[BEGIN]
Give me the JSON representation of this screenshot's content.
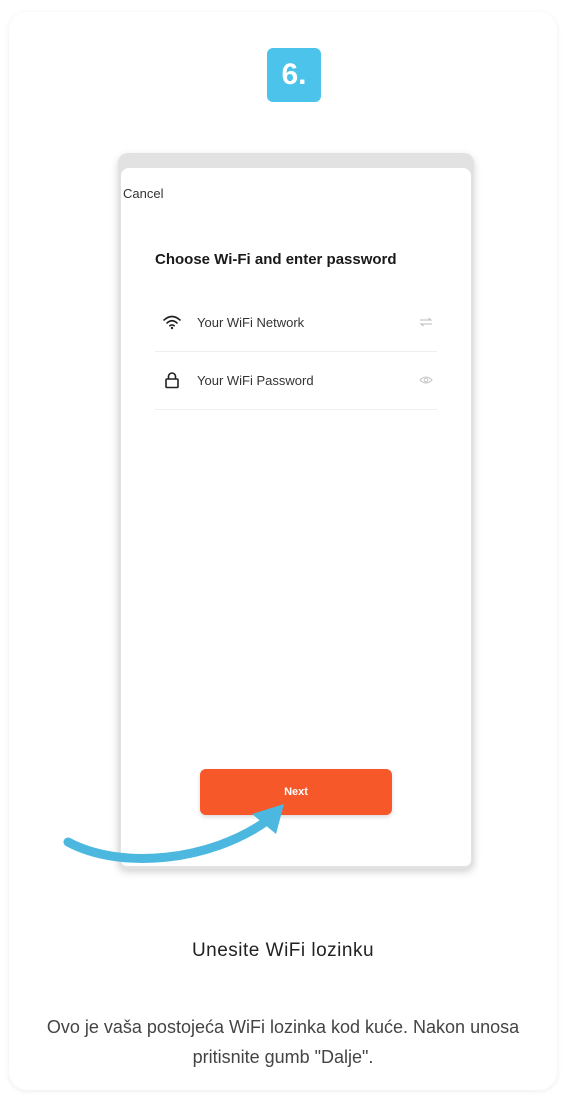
{
  "step": {
    "badge": "6."
  },
  "wifi_screen": {
    "cancel_label": "Cancel",
    "title": "Choose Wi-Fi and enter password",
    "network_field": {
      "value": "Your WiFi Network",
      "icon": "wifi-icon",
      "trailing_icon": "switch-network-icon"
    },
    "password_field": {
      "value": "Your WiFi Password",
      "icon": "lock-icon",
      "trailing_icon": "eye-icon"
    },
    "next_label": "Next"
  },
  "caption": {
    "title": "Unesite WiFi lozinku",
    "body": "Ovo je vaša postojeća WiFi lozinka kod kuće. Nakon unosa pritisnite gumb \"Dalje\"."
  },
  "colors": {
    "badge": "#4cc3ea",
    "next_button": "#f7582a",
    "arrow": "#4cb8df"
  }
}
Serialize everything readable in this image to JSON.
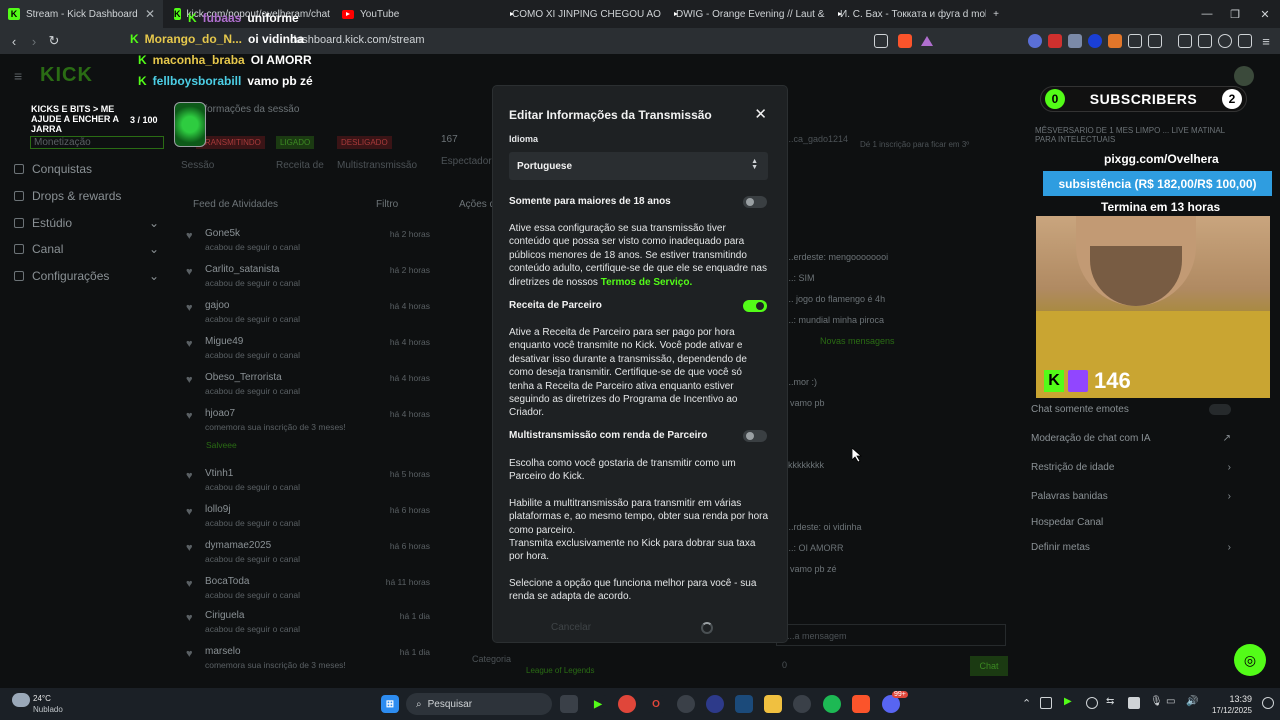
{
  "browser": {
    "tabs": [
      {
        "title": "Stream - Kick Dashboard",
        "icon": "kick-icon"
      },
      {
        "title": "kick.com/popout/ovelheram/chat",
        "icon": "kick-icon"
      },
      {
        "title": "YouTube",
        "icon": "youtube-icon"
      },
      {
        "title": "COMO XI JINPING CHEGOU AO POD",
        "icon": "youtube-icon"
      },
      {
        "title": "DWIG - Orange Evening // Laut & Lu",
        "icon": "youtube-icon"
      },
      {
        "title": "И. С. Бах - Токката и фуга d moll - Yo",
        "icon": "youtube-icon"
      }
    ],
    "url": "dashboard.kick.com/stream"
  },
  "stream_overlay": {
    "chat": [
      {
        "user": "fubaas",
        "message": "uniforme"
      },
      {
        "user": "Morango_do_N...",
        "message": "oi vidinha"
      },
      {
        "user": "maconha_braba",
        "message": "OI AMORR"
      },
      {
        "user": "fellboysborabill",
        "message": "vamo pb zé"
      }
    ],
    "goal": {
      "label": "KICKS E BITS > ME AJUDE A ENCHER A JARRA",
      "progress": "3 / 100"
    },
    "subscribers": {
      "label": "SUBSCRIBERS",
      "left": "0",
      "right": "2"
    },
    "pix": "pixgg.com/Ovelhera",
    "subsistencia": "subsistência (R$ 182,00/R$ 100,00)",
    "timer": "Termina em 13 horas",
    "follower_count": "146"
  },
  "sidebar": {
    "selected": "Monetização",
    "items": [
      "Conquistas",
      "Drops & rewards",
      "Estúdio",
      "Canal",
      "Configurações"
    ]
  },
  "session": {
    "title": "Informações da sessão",
    "badges": [
      "TRANSMITINDO",
      "LIGADO",
      "DESLIGADO"
    ],
    "labels": [
      "Sessão",
      "Receita de",
      "Multistransmissão",
      "Espectadores"
    ],
    "viewers": "167"
  },
  "feed": {
    "title": "Feed de Atividades",
    "filter": "Filtro",
    "actions_title": "Ações d",
    "rows": [
      {
        "name": "Gone5k",
        "sub": "acabou de seguir o canal",
        "time": "há 2 horas"
      },
      {
        "name": "Carlito_satanista",
        "sub": "acabou de seguir o canal",
        "time": "há 2 horas"
      },
      {
        "name": "gajoo",
        "sub": "acabou de seguir o canal",
        "time": "há 4 horas"
      },
      {
        "name": "Migue49",
        "sub": "acabou de seguir o canal",
        "time": "há 4 horas"
      },
      {
        "name": "Obeso_Terrorista",
        "sub": "acabou de seguir o canal",
        "time": "há 4 horas"
      },
      {
        "name": "hjoao7",
        "sub": "comemora sua inscrição de 3 meses!",
        "time": "há 4 horas"
      },
      {
        "name": "Vtinh1",
        "sub": "acabou de seguir o canal",
        "time": "há 5 horas"
      },
      {
        "name": "lollo9j",
        "sub": "acabou de seguir o canal",
        "time": "há 6 horas"
      },
      {
        "name": "dymamae2025",
        "sub": "acabou de seguir o canal",
        "time": "há 6 horas"
      },
      {
        "name": "BocaToda",
        "sub": "acabou de seguir o canal",
        "time": "há 11 horas"
      },
      {
        "name": "Ciriguela",
        "sub": "acabou de seguir o canal",
        "time": "há 1 dia"
      },
      {
        "name": "marselo",
        "sub": "comemora sua inscrição de 3 meses!",
        "time": "há 1 dia"
      }
    ],
    "salvee": "Salveee",
    "category_label": "Categoria",
    "category_value": "League of Legends"
  },
  "chat": {
    "top_user": "...ca_gado1214",
    "notice": "Dé 1 inscrição para ficar em 3º",
    "lines": [
      "...erdeste: mengoooooooi",
      "...: SIM",
      "... jogo do flamengo é 4h",
      "...: mundial minha piroca",
      "Novas mensagens",
      "...mor :)",
      "vamo pb",
      "kkkkkkkk",
      "...rdeste: oi vidinha",
      "...: OI AMORR",
      "vamo pb zé"
    ],
    "input_placeholder": "...a mensagem",
    "send": "Chat",
    "count": "0"
  },
  "right_panel": {
    "title": "MÊSVERSARIO DE 1 MES LIMPO ... LIVE MATINAL PARA INTELECTUAIS",
    "settings": [
      "Chat somente emotes",
      "Moderação de chat com IA",
      "Restrição de idade",
      "Palavras banidas",
      "Hospedar Canal",
      "Definir metas"
    ]
  },
  "modal": {
    "title": "Editar Informações da Transmissão",
    "language_label": "Idioma",
    "language_value": "Portuguese",
    "adult_label": "Somente para maiores de 18 anos",
    "adult_on": false,
    "adult_desc": "Ative essa configuração se sua transmissão tiver conteúdo que possa ser visto como inadequado para públicos menores de 18 anos. Se estiver transmitindo conteúdo adulto, certifique-se de que ele se enquadre nas diretrizes de nossos",
    "terms_link": "Termos de Serviço.",
    "partner_label": "Receita de Parceiro",
    "partner_on": true,
    "partner_desc": "Ative a Receita de Parceiro para ser pago por hora enquanto você transmite no Kick. Você pode ativar e desativar isso durante a transmissão, dependendo de como deseja transmitir. Certifique-se de que você só tenha a Receita de Parceiro ativa enquanto estiver seguindo as diretrizes do Programa de Incentivo ao Criador.",
    "multi_label": "Multistransmissão com renda de Parceiro",
    "multi_on": false,
    "multi_desc1": "Escolha como você gostaria de transmitir como um Parceiro do Kick.",
    "multi_desc2": "Habilite a multitransmissão para transmitir em várias plataformas e, ao mesmo tempo, obter sua renda por hora como parceiro.",
    "multi_desc3": "Transmita exclusivamente no Kick para dobrar sua taxa por hora.",
    "multi_desc4": "Selecione a opção que funciona melhor para você - sua renda se adapta de acordo.",
    "cancel": "Cancelar"
  },
  "taskbar": {
    "weather_temp": "24°C",
    "weather_desc": "Nublado",
    "search": "Pesquisar",
    "time": "13:39",
    "date": "17/12/2025",
    "badge": "99+"
  },
  "colors": {
    "kick_green": "#53fc18",
    "modal_bg": "#1e2123"
  }
}
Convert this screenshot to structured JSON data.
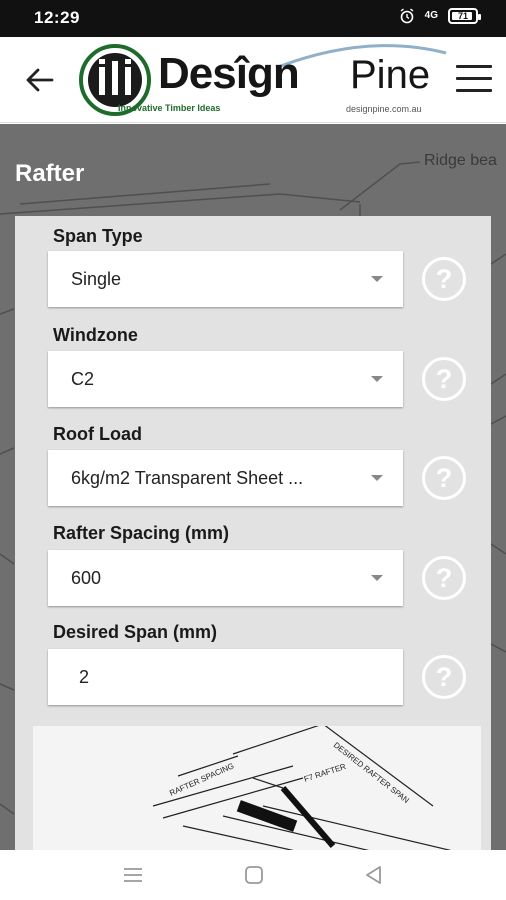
{
  "status": {
    "time": "12:29",
    "battery": "71",
    "signal": "4G"
  },
  "header": {
    "logo_word_bold": "Desîgn",
    "logo_word_light": "Pine",
    "logo_tagline": "Innovative Timber Ideas",
    "logo_url": "designpine.com.au"
  },
  "page": {
    "title": "Rafter",
    "background_label": "Ridge bea"
  },
  "form": {
    "span_type": {
      "label": "Span Type",
      "value": "Single"
    },
    "windzone": {
      "label": "Windzone",
      "value": "C2"
    },
    "roof_load": {
      "label": "Roof Load",
      "value": "6kg/m2 Transparent Sheet ..."
    },
    "rafter_spacing": {
      "label": "Rafter Spacing (mm)",
      "value": "600"
    },
    "desired_span": {
      "label": "Desired Span (mm)",
      "value": "2"
    },
    "help_glyph": "?"
  },
  "diagram": {
    "label_spacing": "RAFTER SPACING",
    "label_span": "DESIRED RAFTER SPAN",
    "label_rafter": "F7 RAFTER"
  },
  "colors": {
    "brand_green": "#1f6b2c",
    "card_bg": "#e2e2e2",
    "backdrop": "#6f6f6f"
  }
}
[END]
*DIRECTION*
Collect every line with the string "renda" from the records, and copy each.

*TASK SOLUTION*
    "multi_label": "Multistransmissão com renda de Parceiro",
    "multi_desc2": "Habilite a multitransmissão para transmitir em várias plataformas e, ao mesmo tempo, obter sua renda por hora como parceiro.",
    "multi_desc4": "Selecione a opção que funciona melhor para você - sua renda se adapta de acordo.",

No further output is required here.